== Goal ==
Return all entries word for word, but drop any images.

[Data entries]
━━━━━━
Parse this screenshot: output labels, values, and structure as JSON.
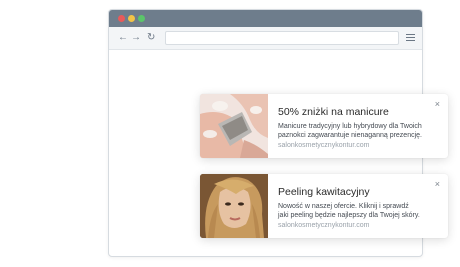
{
  "browser": {
    "nav_back": "←",
    "nav_forward": "→",
    "nav_reload": "↻"
  },
  "notifications": [
    {
      "title": "50% zniżki na manicure",
      "body_line1": "Manicure tradycyjny lub hybrydowy dla Twoich",
      "body_line2": "paznokci zagwarantuje nienaganną prezencję.",
      "url": "salonkosmetycznykontur.com",
      "close": "×",
      "image": "manicure-photo"
    },
    {
      "title": "Peeling kawitacyjny",
      "body_line1": "Nowość w naszej ofercie. Kliknij i sprawdź",
      "body_line2": "jaki peeling będzie najlepszy dla Twojej skóry.",
      "url": "salonkosmetycznykontur.com",
      "close": "×",
      "image": "woman-portrait-photo"
    }
  ],
  "colors": {
    "titlebar": "#6e7d8c",
    "dot_red": "#e85a5a",
    "dot_yellow": "#f2c347",
    "dot_green": "#5bc56a"
  }
}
━━━━━━
== Full output ==
Parse this screenshot: output labels, values, and structure as JSON.
{
  "browser": {
    "nav_back": "←",
    "nav_forward": "→",
    "nav_reload": "↻"
  },
  "notifications": [
    {
      "title": "50% zniżki na manicure",
      "body_line1": "Manicure tradycyjny lub hybrydowy dla Twoich",
      "body_line2": "paznokci zagwarantuje nienaganną prezencję.",
      "url": "salonkosmetycznykontur.com",
      "close": "×",
      "image": "manicure-photo"
    },
    {
      "title": "Peeling kawitacyjny",
      "body_line1": "Nowość w naszej ofercie. Kliknij i sprawdź",
      "body_line2": "jaki peeling będzie najlepszy dla Twojej skóry.",
      "url": "salonkosmetycznykontur.com",
      "close": "×",
      "image": "woman-portrait-photo"
    }
  ],
  "colors": {
    "titlebar": "#6e7d8c",
    "dot_red": "#e85a5a",
    "dot_yellow": "#f2c347",
    "dot_green": "#5bc56a"
  }
}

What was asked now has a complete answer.